──────── RECORDED DATA ────────
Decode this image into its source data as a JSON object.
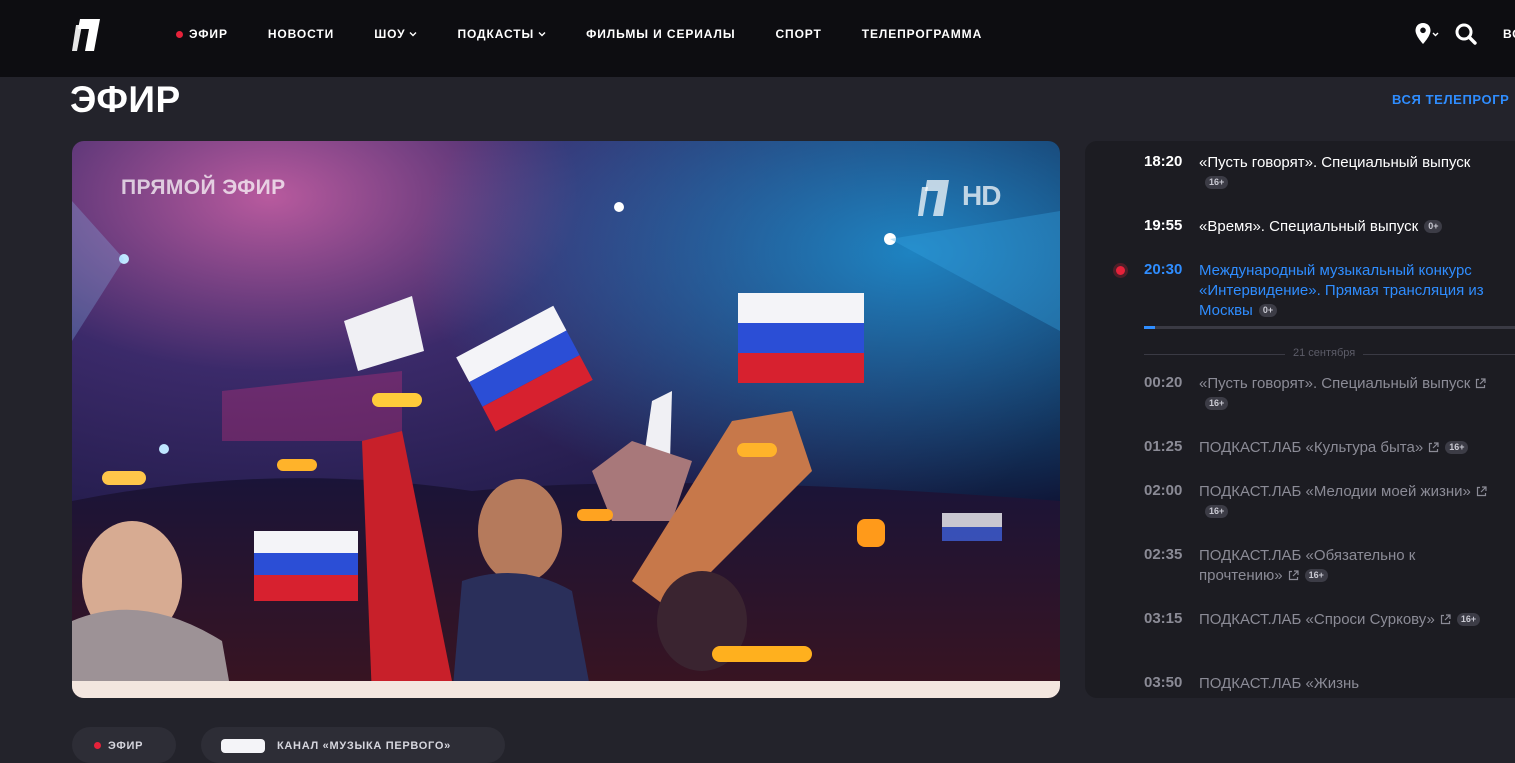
{
  "brand": {
    "logo": "channel-one-logo",
    "accent": "#2f8dff",
    "live_color": "#e5223a"
  },
  "nav": {
    "items": [
      {
        "label": "ЭФИР",
        "live": true,
        "dropdown": false
      },
      {
        "label": "НОВОСТИ",
        "dropdown": false
      },
      {
        "label": "ШОУ",
        "dropdown": true
      },
      {
        "label": "ПОДКАСТЫ",
        "dropdown": true
      },
      {
        "label": "ФИЛЬМЫ И СЕРИАЛЫ",
        "dropdown": false
      },
      {
        "label": "СПОРТ",
        "dropdown": false
      },
      {
        "label": "ТЕЛЕПРОГРАММА",
        "dropdown": false
      }
    ],
    "icons": [
      "location-icon",
      "search-icon"
    ],
    "cut_label": "ВС"
  },
  "page": {
    "title": "ЭФИР",
    "all_program_link": "ВСЯ ТЕЛЕПРОГР"
  },
  "player": {
    "live_overlay": "ПРЯМОЙ ЭФИР",
    "hd_badge": "HD"
  },
  "schedule": {
    "items": [
      {
        "time": "18:20",
        "title": "«Пусть говорят». Специальный выпуск",
        "age": "16+",
        "state": "past",
        "external": false
      },
      {
        "time": "19:55",
        "title": "«Время». Специальный выпуск",
        "age": "0+",
        "state": "past",
        "external": false
      },
      {
        "time": "20:30",
        "title": "Международный музыкальный конкурс «Интервидение». Прямая трансляция из Москвы",
        "age": "0+",
        "state": "current",
        "external": false,
        "progress": 0.03
      },
      {
        "time": "00:20",
        "title": "«Пусть говорят». Специальный выпуск",
        "age": "16+",
        "state": "future",
        "external": true
      },
      {
        "time": "01:25",
        "title": "ПОДКАСТ.ЛАБ «Культура быта»",
        "age": "16+",
        "state": "future",
        "external": true
      },
      {
        "time": "02:00",
        "title": "ПОДКАСТ.ЛАБ «Мелодии моей жизни»",
        "age": "16+",
        "state": "future",
        "external": true
      },
      {
        "time": "02:35",
        "title": "ПОДКАСТ.ЛАБ «Обязательно к прочтению»",
        "age": "16+",
        "state": "future",
        "external": true
      },
      {
        "time": "03:15",
        "title": "ПОДКАСТ.ЛАБ «Спроси Суркову»",
        "age": "16+",
        "state": "future",
        "external": true
      },
      {
        "time": "03:50",
        "title": "ПОДКАСТ.ЛАБ «Жизнь",
        "age": "",
        "state": "future",
        "external": false
      }
    ],
    "date_separator": "21 сентября"
  },
  "chips": [
    {
      "label": "ЭФИР"
    },
    {
      "label": "КАНАЛ «МУЗЫКА ПЕРВОГО»"
    }
  ]
}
────────
## PROBLEM:
Collect each line above holding the string "time".

## WRITTEN SOLUTION:
        "time": "18:20",
        "time": "19:55",
        "time": "20:30",
        "time": "00:20",
        "time": "01:25",
        "time": "02:00",
        "time": "02:35",
        "time": "03:15",
        "time": "03:50",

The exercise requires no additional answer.